(Excerpt from a dataset)
= = =
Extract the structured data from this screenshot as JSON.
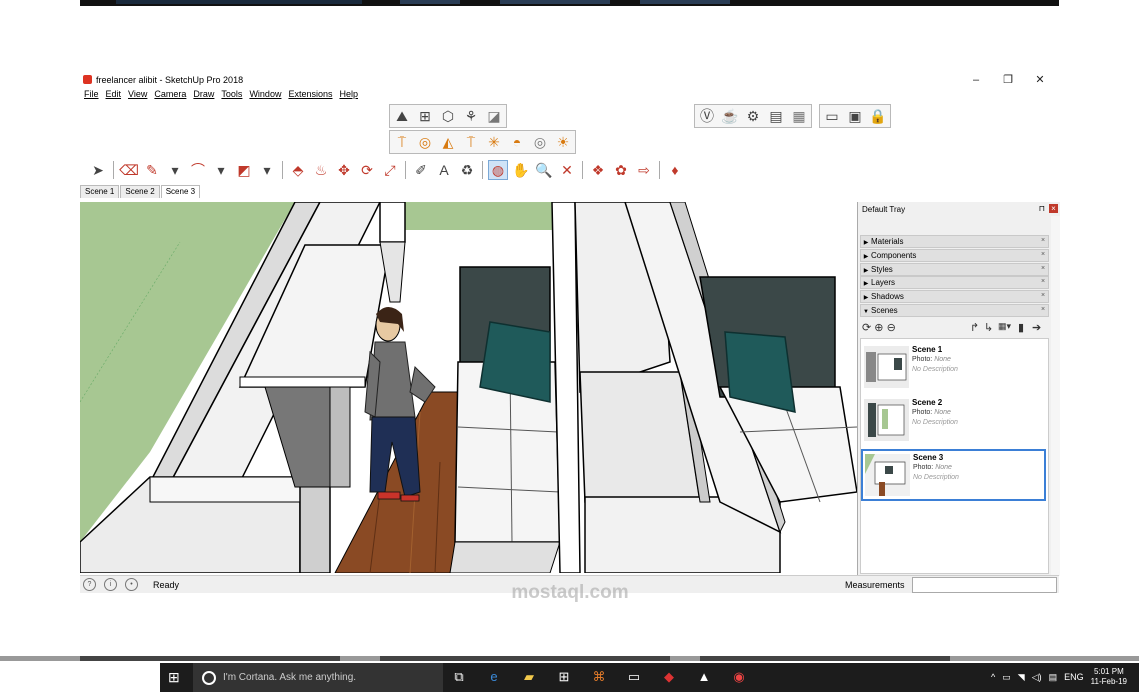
{
  "window": {
    "title": "freelancer alibit - SketchUp Pro 2018",
    "controls": [
      "–",
      "❐",
      "✕"
    ]
  },
  "menu": [
    "File",
    "Edit",
    "View",
    "Camera",
    "Draw",
    "Tools",
    "Window",
    "Extensions",
    "Help"
  ],
  "scene_tabs": [
    {
      "label": "Scene 1",
      "active": false
    },
    {
      "label": "Scene 2",
      "active": false
    },
    {
      "label": "Scene 3",
      "active": true
    }
  ],
  "tray": {
    "title": "Default Tray",
    "pin": "⊓",
    "close": "×",
    "panels": [
      {
        "label": "Materials",
        "expanded": false
      },
      {
        "label": "Components",
        "expanded": false
      },
      {
        "label": "Styles",
        "expanded": false
      },
      {
        "label": "Layers",
        "expanded": false
      },
      {
        "label": "Shadows",
        "expanded": false
      },
      {
        "label": "Scenes",
        "expanded": true
      }
    ],
    "panel_close": "×",
    "scenes": [
      {
        "name": "Scene 1",
        "photo_label": "Photo:",
        "photo": "None",
        "description": "No Description",
        "active": false
      },
      {
        "name": "Scene 2",
        "photo_label": "Photo:",
        "photo": "None",
        "description": "No Description",
        "active": false
      },
      {
        "name": "Scene 3",
        "photo_label": "Photo:",
        "photo": "None",
        "description": "No Description",
        "active": true
      }
    ]
  },
  "status": {
    "ready": "Ready",
    "measurements_label": "Measurements",
    "measurements_value": ""
  },
  "taskbar": {
    "search_placeholder": "I'm Cortana. Ask me anything.",
    "lang": "ENG",
    "time": "5:01 PM",
    "date": "11-Feb-19"
  },
  "watermark": "mostaql.com",
  "colors": {
    "grass": "#a7c792",
    "floor": "#8a4a24",
    "headboard": "#3b4848",
    "pillow": "#1f5a5a",
    "selection": "#3b7fd6",
    "taskbar": "#1c1c1c"
  }
}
= = =
Without the pictures, print the records in full, exactly as they appear.

-- Written solution --
Extract the structured data from this screenshot as JSON.
{
  "window": {
    "title": "freelancer alibit - SketchUp Pro 2018",
    "controls": [
      "–",
      "❐",
      "✕"
    ]
  },
  "menu": [
    "File",
    "Edit",
    "View",
    "Camera",
    "Draw",
    "Tools",
    "Window",
    "Extensions",
    "Help"
  ],
  "scene_tabs": [
    {
      "label": "Scene 1",
      "active": false
    },
    {
      "label": "Scene 2",
      "active": false
    },
    {
      "label": "Scene 3",
      "active": true
    }
  ],
  "tray": {
    "title": "Default Tray",
    "pin": "⊓",
    "close": "×",
    "panels": [
      {
        "label": "Materials",
        "expanded": false
      },
      {
        "label": "Components",
        "expanded": false
      },
      {
        "label": "Styles",
        "expanded": false
      },
      {
        "label": "Layers",
        "expanded": false
      },
      {
        "label": "Shadows",
        "expanded": false
      },
      {
        "label": "Scenes",
        "expanded": true
      }
    ],
    "panel_close": "×",
    "scenes": [
      {
        "name": "Scene 1",
        "photo_label": "Photo:",
        "photo": "None",
        "description": "No Description",
        "active": false
      },
      {
        "name": "Scene 2",
        "photo_label": "Photo:",
        "photo": "None",
        "description": "No Description",
        "active": false
      },
      {
        "name": "Scene 3",
        "photo_label": "Photo:",
        "photo": "None",
        "description": "No Description",
        "active": true
      }
    ]
  },
  "status": {
    "ready": "Ready",
    "measurements_label": "Measurements",
    "measurements_value": ""
  },
  "taskbar": {
    "search_placeholder": "I'm Cortana. Ask me anything.",
    "lang": "ENG",
    "time": "5:01 PM",
    "date": "11-Feb-19"
  },
  "watermark": "mostaql.com",
  "colors": {
    "grass": "#a7c792",
    "floor": "#8a4a24",
    "headboard": "#3b4848",
    "pillow": "#1f5a5a",
    "selection": "#3b7fd6",
    "taskbar": "#1c1c1c"
  }
}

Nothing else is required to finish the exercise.